— START DATA LINES —

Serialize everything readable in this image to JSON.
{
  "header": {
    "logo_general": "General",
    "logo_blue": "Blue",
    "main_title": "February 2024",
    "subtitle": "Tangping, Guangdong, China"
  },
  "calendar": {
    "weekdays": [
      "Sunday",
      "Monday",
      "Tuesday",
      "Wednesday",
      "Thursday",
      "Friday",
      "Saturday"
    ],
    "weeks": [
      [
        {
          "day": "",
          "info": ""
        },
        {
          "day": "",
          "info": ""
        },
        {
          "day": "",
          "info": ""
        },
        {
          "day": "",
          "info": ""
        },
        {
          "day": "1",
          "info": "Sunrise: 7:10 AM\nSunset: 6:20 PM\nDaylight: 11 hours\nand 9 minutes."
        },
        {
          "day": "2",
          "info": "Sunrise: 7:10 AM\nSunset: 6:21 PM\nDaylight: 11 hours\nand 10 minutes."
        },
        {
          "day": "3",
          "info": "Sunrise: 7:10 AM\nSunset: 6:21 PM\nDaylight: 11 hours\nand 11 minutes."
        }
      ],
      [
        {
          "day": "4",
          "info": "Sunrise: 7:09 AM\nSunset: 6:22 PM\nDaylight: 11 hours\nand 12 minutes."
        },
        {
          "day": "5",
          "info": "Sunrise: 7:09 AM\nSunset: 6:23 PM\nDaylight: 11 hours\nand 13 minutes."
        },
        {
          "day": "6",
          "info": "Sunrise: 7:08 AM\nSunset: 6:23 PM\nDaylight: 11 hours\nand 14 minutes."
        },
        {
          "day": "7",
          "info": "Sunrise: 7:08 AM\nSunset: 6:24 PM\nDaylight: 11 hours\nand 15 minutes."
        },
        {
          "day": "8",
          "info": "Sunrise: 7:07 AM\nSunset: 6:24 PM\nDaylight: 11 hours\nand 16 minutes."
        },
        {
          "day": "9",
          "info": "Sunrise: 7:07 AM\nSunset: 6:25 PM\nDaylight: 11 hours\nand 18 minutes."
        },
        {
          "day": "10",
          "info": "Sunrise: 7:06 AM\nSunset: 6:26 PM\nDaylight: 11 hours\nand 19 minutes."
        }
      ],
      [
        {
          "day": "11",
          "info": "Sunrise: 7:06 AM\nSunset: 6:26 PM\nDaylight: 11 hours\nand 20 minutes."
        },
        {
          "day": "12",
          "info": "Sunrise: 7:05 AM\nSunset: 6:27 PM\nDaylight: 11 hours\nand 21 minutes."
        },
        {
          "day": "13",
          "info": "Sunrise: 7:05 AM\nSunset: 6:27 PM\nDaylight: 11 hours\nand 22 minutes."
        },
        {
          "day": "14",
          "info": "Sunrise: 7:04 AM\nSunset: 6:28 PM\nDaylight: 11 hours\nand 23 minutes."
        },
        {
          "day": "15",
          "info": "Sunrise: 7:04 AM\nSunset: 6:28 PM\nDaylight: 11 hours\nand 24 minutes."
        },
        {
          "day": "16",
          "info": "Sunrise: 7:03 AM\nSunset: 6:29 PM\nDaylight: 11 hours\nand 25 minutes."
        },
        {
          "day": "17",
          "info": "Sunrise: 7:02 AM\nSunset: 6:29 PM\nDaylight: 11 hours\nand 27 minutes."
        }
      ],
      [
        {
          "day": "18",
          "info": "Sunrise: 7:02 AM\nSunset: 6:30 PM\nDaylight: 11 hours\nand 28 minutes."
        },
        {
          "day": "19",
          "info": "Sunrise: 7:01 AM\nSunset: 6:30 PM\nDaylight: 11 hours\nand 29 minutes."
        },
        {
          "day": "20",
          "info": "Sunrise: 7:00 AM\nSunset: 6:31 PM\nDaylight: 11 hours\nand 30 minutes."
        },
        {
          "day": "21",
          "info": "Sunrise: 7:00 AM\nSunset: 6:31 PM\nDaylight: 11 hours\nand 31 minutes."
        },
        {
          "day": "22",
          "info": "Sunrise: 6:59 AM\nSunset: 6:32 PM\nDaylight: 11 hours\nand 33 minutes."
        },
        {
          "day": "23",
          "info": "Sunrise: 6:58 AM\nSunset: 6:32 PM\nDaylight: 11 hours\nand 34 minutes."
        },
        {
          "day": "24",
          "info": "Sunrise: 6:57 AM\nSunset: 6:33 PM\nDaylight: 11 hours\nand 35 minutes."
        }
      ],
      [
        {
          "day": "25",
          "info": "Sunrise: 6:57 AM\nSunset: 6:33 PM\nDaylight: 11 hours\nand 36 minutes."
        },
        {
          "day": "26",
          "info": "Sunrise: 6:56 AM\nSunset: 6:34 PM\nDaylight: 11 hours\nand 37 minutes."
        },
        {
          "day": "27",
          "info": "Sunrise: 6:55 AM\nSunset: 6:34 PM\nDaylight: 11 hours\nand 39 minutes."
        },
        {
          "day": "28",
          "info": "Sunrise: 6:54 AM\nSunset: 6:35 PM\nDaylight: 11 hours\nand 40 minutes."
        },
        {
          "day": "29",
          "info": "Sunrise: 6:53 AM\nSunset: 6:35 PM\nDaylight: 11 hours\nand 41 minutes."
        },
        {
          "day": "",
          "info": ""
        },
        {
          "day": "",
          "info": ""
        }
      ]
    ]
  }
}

— END DATA LINES —

TASK » Repeat all the records. Match each line exactly.

EXERCISE ANSWER »
Serialize everything readable in this image to JSON.
{
  "header": {
    "logo_general": "General",
    "logo_blue": "Blue",
    "main_title": "February 2024",
    "subtitle": "Tangping, Guangdong, China"
  },
  "calendar": {
    "weekdays": [
      "Sunday",
      "Monday",
      "Tuesday",
      "Wednesday",
      "Thursday",
      "Friday",
      "Saturday"
    ],
    "weeks": [
      [
        {
          "day": "",
          "info": ""
        },
        {
          "day": "",
          "info": ""
        },
        {
          "day": "",
          "info": ""
        },
        {
          "day": "",
          "info": ""
        },
        {
          "day": "1",
          "info": "Sunrise: 7:10 AM\nSunset: 6:20 PM\nDaylight: 11 hours\nand 9 minutes."
        },
        {
          "day": "2",
          "info": "Sunrise: 7:10 AM\nSunset: 6:21 PM\nDaylight: 11 hours\nand 10 minutes."
        },
        {
          "day": "3",
          "info": "Sunrise: 7:10 AM\nSunset: 6:21 PM\nDaylight: 11 hours\nand 11 minutes."
        }
      ],
      [
        {
          "day": "4",
          "info": "Sunrise: 7:09 AM\nSunset: 6:22 PM\nDaylight: 11 hours\nand 12 minutes."
        },
        {
          "day": "5",
          "info": "Sunrise: 7:09 AM\nSunset: 6:23 PM\nDaylight: 11 hours\nand 13 minutes."
        },
        {
          "day": "6",
          "info": "Sunrise: 7:08 AM\nSunset: 6:23 PM\nDaylight: 11 hours\nand 14 minutes."
        },
        {
          "day": "7",
          "info": "Sunrise: 7:08 AM\nSunset: 6:24 PM\nDaylight: 11 hours\nand 15 minutes."
        },
        {
          "day": "8",
          "info": "Sunrise: 7:07 AM\nSunset: 6:24 PM\nDaylight: 11 hours\nand 16 minutes."
        },
        {
          "day": "9",
          "info": "Sunrise: 7:07 AM\nSunset: 6:25 PM\nDaylight: 11 hours\nand 18 minutes."
        },
        {
          "day": "10",
          "info": "Sunrise: 7:06 AM\nSunset: 6:26 PM\nDaylight: 11 hours\nand 19 minutes."
        }
      ],
      [
        {
          "day": "11",
          "info": "Sunrise: 7:06 AM\nSunset: 6:26 PM\nDaylight: 11 hours\nand 20 minutes."
        },
        {
          "day": "12",
          "info": "Sunrise: 7:05 AM\nSunset: 6:27 PM\nDaylight: 11 hours\nand 21 minutes."
        },
        {
          "day": "13",
          "info": "Sunrise: 7:05 AM\nSunset: 6:27 PM\nDaylight: 11 hours\nand 22 minutes."
        },
        {
          "day": "14",
          "info": "Sunrise: 7:04 AM\nSunset: 6:28 PM\nDaylight: 11 hours\nand 23 minutes."
        },
        {
          "day": "15",
          "info": "Sunrise: 7:04 AM\nSunset: 6:28 PM\nDaylight: 11 hours\nand 24 minutes."
        },
        {
          "day": "16",
          "info": "Sunrise: 7:03 AM\nSunset: 6:29 PM\nDaylight: 11 hours\nand 25 minutes."
        },
        {
          "day": "17",
          "info": "Sunrise: 7:02 AM\nSunset: 6:29 PM\nDaylight: 11 hours\nand 27 minutes."
        }
      ],
      [
        {
          "day": "18",
          "info": "Sunrise: 7:02 AM\nSunset: 6:30 PM\nDaylight: 11 hours\nand 28 minutes."
        },
        {
          "day": "19",
          "info": "Sunrise: 7:01 AM\nSunset: 6:30 PM\nDaylight: 11 hours\nand 29 minutes."
        },
        {
          "day": "20",
          "info": "Sunrise: 7:00 AM\nSunset: 6:31 PM\nDaylight: 11 hours\nand 30 minutes."
        },
        {
          "day": "21",
          "info": "Sunrise: 7:00 AM\nSunset: 6:31 PM\nDaylight: 11 hours\nand 31 minutes."
        },
        {
          "day": "22",
          "info": "Sunrise: 6:59 AM\nSunset: 6:32 PM\nDaylight: 11 hours\nand 33 minutes."
        },
        {
          "day": "23",
          "info": "Sunrise: 6:58 AM\nSunset: 6:32 PM\nDaylight: 11 hours\nand 34 minutes."
        },
        {
          "day": "24",
          "info": "Sunrise: 6:57 AM\nSunset: 6:33 PM\nDaylight: 11 hours\nand 35 minutes."
        }
      ],
      [
        {
          "day": "25",
          "info": "Sunrise: 6:57 AM\nSunset: 6:33 PM\nDaylight: 11 hours\nand 36 minutes."
        },
        {
          "day": "26",
          "info": "Sunrise: 6:56 AM\nSunset: 6:34 PM\nDaylight: 11 hours\nand 37 minutes."
        },
        {
          "day": "27",
          "info": "Sunrise: 6:55 AM\nSunset: 6:34 PM\nDaylight: 11 hours\nand 39 minutes."
        },
        {
          "day": "28",
          "info": "Sunrise: 6:54 AM\nSunset: 6:35 PM\nDaylight: 11 hours\nand 40 minutes."
        },
        {
          "day": "29",
          "info": "Sunrise: 6:53 AM\nSunset: 6:35 PM\nDaylight: 11 hours\nand 41 minutes."
        },
        {
          "day": "",
          "info": ""
        },
        {
          "day": "",
          "info": ""
        }
      ]
    ]
  }
}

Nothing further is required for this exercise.